[DOCUMENT]
> If all the above statements are correct, then why not do something like the
> present stream? We can make the secondary stream of decimal columns optional.
> If all the scales of a column are same as the scale in the footer, then we
> can just ignore it.
I think that is a valid case for suppressing that stream, since most people
using Decimal in SQL form will specify a consistent decimal size across all
values.
> Also, I think we can save more spaces by writing delta scales in the
> secondary stream, meaning that we can write (actualScale - scaleInFileFooter)
> instead of actualScale.
Integer columns should compress well without having to manually encode a delta
encoding there.
I was under the impression that the current scale folds neatly into the integer
encoding for RLE.
In my experiment, 1.9M values became 102 bytes, which is not nothing - but is
very small.

[DATASET EXTRACT]
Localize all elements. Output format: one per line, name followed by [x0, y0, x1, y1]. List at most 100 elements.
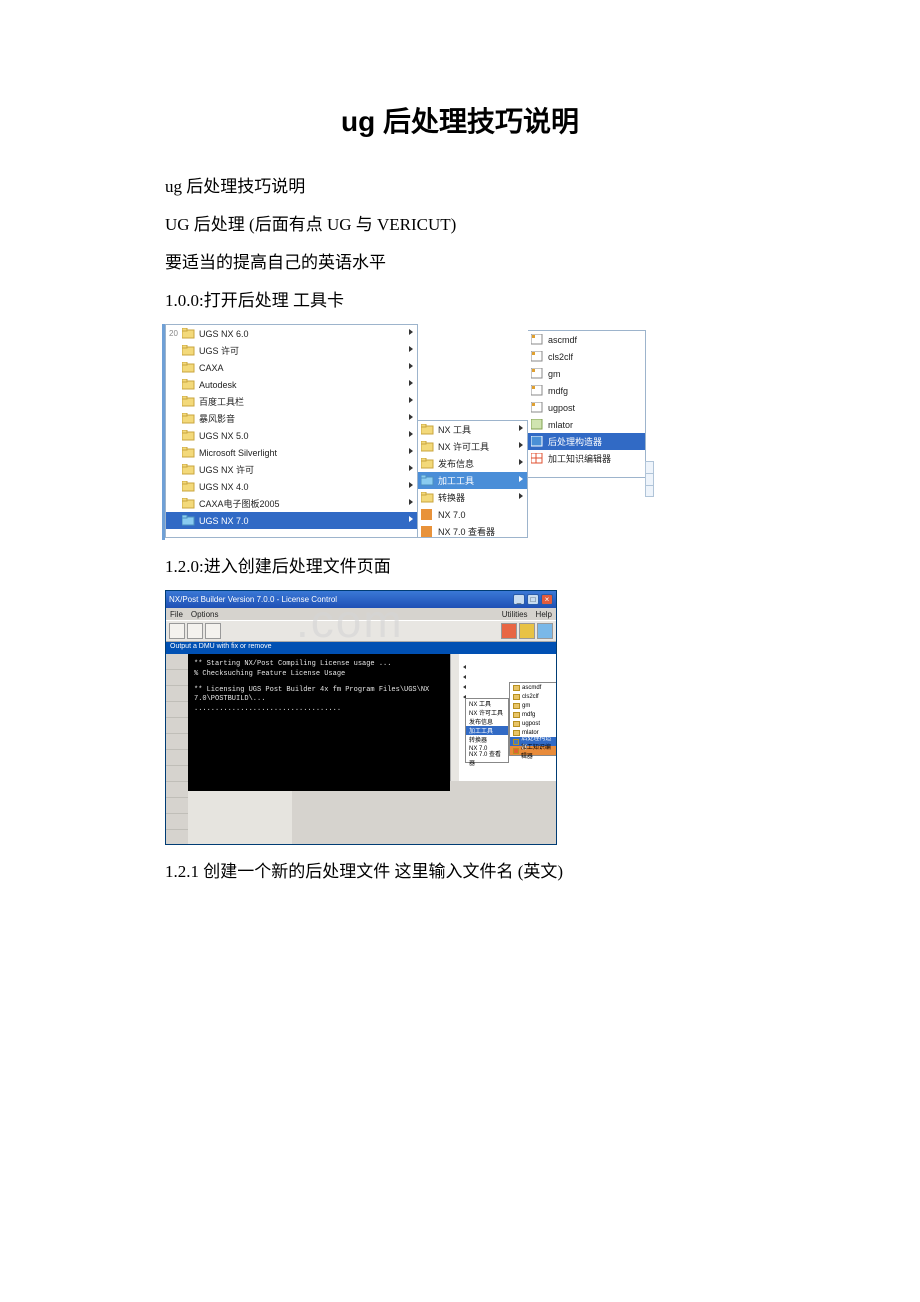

[PROMPT 1]
In the decimal-scale thread, answer these:
(a) What does the quoted proposal suggest making optional?
(b) What would be written in place of actualScale to save space?
(c) In the experiment, how many bytes did 1.9M values take?
[PROMPT 2]
Please carry the decimal-scale thread on past its final sentence.

[RESPONSE 1]
(a) The secondary stream of decimal columns.
(b) (actualScale - scaleInFileFooter), the delta scale.
(c) 102 bytes.

[RESPONSE 2]
Column 1: count: 1920800 hasNull: false min: 1 max: 1920800 sum:
1844737280400
Column 2: count: 1920800 hasNull: false min: 1 max: 1920800 sum:
1844737280400
…
Stream: column 1 section DATA start: 7210 length 3178854
Stream: column 1 section SECONDARY start: 3186064 length 102
Stream: column 2 section DATA start: 3186166 length 5056
Encoding column 0: DIRECT
Encoding column 1: DIRECT_V2
Encoding column 2: DIRECT_V2
This is a Decimal(28,10), Bigint table.The part that matters is the DATA size
there, considering I inserted 1.9M sequential integers into this.
The same data as bigint is only 5056 bytes.
The SECONDARY seems to be compress pretty tight, however, as you mention it is
completely unnecessary & can be suppressed when it is all the same.
A better decimal encoding is badly needed, to get the best out of this, the
breaking change should also tackle DATA - experiments and ideas would be
appreciated.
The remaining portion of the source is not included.